-- start --
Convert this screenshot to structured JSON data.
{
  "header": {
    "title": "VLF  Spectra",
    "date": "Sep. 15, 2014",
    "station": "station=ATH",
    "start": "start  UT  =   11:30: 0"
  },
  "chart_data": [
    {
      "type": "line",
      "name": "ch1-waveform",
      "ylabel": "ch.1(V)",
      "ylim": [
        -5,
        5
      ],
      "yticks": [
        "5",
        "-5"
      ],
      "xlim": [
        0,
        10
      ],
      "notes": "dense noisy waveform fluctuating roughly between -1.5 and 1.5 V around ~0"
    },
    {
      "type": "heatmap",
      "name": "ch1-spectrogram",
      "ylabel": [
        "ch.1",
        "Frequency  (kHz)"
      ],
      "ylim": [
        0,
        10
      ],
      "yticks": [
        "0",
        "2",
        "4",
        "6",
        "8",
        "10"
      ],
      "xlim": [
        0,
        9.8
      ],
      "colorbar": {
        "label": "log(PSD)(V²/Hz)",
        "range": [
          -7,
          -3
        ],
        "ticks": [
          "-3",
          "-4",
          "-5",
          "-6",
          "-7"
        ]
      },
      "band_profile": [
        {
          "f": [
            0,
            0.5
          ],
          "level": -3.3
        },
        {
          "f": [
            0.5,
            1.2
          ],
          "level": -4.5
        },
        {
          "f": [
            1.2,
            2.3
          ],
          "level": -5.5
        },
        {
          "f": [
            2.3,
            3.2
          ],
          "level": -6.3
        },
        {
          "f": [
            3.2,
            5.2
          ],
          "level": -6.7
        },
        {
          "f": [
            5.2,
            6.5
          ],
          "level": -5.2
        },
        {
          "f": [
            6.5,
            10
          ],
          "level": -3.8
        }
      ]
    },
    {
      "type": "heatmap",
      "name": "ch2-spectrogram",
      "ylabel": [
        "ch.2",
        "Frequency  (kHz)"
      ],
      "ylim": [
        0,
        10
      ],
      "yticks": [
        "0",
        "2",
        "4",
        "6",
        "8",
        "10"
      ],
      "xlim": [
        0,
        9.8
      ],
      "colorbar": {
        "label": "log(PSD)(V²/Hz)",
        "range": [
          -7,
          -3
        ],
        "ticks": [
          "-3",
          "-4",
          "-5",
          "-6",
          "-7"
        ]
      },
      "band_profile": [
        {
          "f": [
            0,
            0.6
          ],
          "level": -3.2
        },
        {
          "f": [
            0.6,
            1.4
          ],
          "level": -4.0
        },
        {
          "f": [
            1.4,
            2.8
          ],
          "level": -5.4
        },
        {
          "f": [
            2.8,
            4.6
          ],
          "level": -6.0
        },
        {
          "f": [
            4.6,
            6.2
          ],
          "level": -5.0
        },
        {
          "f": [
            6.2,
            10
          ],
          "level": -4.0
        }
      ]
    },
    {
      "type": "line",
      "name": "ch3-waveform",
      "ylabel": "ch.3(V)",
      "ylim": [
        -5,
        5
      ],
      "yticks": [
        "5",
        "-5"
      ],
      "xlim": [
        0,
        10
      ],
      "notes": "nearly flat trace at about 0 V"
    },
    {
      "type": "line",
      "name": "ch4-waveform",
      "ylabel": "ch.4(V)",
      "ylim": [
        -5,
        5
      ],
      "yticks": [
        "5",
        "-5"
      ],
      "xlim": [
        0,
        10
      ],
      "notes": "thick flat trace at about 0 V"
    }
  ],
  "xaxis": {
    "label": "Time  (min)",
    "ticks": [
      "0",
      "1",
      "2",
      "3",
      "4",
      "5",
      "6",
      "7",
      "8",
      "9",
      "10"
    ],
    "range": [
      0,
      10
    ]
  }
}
-- end --
WHAT THE EXERCISE ASKS:
The records above need to be transcribed in full. Keep every character unchanged.

IN RESPONSE:
Convert this screenshot to structured JSON data.
{
  "header": {
    "title": "VLF  Spectra",
    "date": "Sep. 15, 2014",
    "station": "station=ATH",
    "start": "start  UT  =   11:30: 0"
  },
  "chart_data": [
    {
      "type": "line",
      "name": "ch1-waveform",
      "ylabel": "ch.1(V)",
      "ylim": [
        -5,
        5
      ],
      "yticks": [
        "5",
        "-5"
      ],
      "xlim": [
        0,
        10
      ],
      "notes": "dense noisy waveform fluctuating roughly between -1.5 and 1.5 V around ~0"
    },
    {
      "type": "heatmap",
      "name": "ch1-spectrogram",
      "ylabel": [
        "ch.1",
        "Frequency  (kHz)"
      ],
      "ylim": [
        0,
        10
      ],
      "yticks": [
        "0",
        "2",
        "4",
        "6",
        "8",
        "10"
      ],
      "xlim": [
        0,
        9.8
      ],
      "colorbar": {
        "label": "log(PSD)(V²/Hz)",
        "range": [
          -7,
          -3
        ],
        "ticks": [
          "-3",
          "-4",
          "-5",
          "-6",
          "-7"
        ]
      },
      "band_profile": [
        {
          "f": [
            0,
            0.5
          ],
          "level": -3.3
        },
        {
          "f": [
            0.5,
            1.2
          ],
          "level": -4.5
        },
        {
          "f": [
            1.2,
            2.3
          ],
          "level": -5.5
        },
        {
          "f": [
            2.3,
            3.2
          ],
          "level": -6.3
        },
        {
          "f": [
            3.2,
            5.2
          ],
          "level": -6.7
        },
        {
          "f": [
            5.2,
            6.5
          ],
          "level": -5.2
        },
        {
          "f": [
            6.5,
            10
          ],
          "level": -3.8
        }
      ]
    },
    {
      "type": "heatmap",
      "name": "ch2-spectrogram",
      "ylabel": [
        "ch.2",
        "Frequency  (kHz)"
      ],
      "ylim": [
        0,
        10
      ],
      "yticks": [
        "0",
        "2",
        "4",
        "6",
        "8",
        "10"
      ],
      "xlim": [
        0,
        9.8
      ],
      "colorbar": {
        "label": "log(PSD)(V²/Hz)",
        "range": [
          -7,
          -3
        ],
        "ticks": [
          "-3",
          "-4",
          "-5",
          "-6",
          "-7"
        ]
      },
      "band_profile": [
        {
          "f": [
            0,
            0.6
          ],
          "level": -3.2
        },
        {
          "f": [
            0.6,
            1.4
          ],
          "level": -4.0
        },
        {
          "f": [
            1.4,
            2.8
          ],
          "level": -5.4
        },
        {
          "f": [
            2.8,
            4.6
          ],
          "level": -6.0
        },
        {
          "f": [
            4.6,
            6.2
          ],
          "level": -5.0
        },
        {
          "f": [
            6.2,
            10
          ],
          "level": -4.0
        }
      ]
    },
    {
      "type": "line",
      "name": "ch3-waveform",
      "ylabel": "ch.3(V)",
      "ylim": [
        -5,
        5
      ],
      "yticks": [
        "5",
        "-5"
      ],
      "xlim": [
        0,
        10
      ],
      "notes": "nearly flat trace at about 0 V"
    },
    {
      "type": "line",
      "name": "ch4-waveform",
      "ylabel": "ch.4(V)",
      "ylim": [
        -5,
        5
      ],
      "yticks": [
        "5",
        "-5"
      ],
      "xlim": [
        0,
        10
      ],
      "notes": "thick flat trace at about 0 V"
    }
  ],
  "xaxis": {
    "label": "Time  (min)",
    "ticks": [
      "0",
      "1",
      "2",
      "3",
      "4",
      "5",
      "6",
      "7",
      "8",
      "9",
      "10"
    ],
    "range": [
      0,
      10
    ]
  }
}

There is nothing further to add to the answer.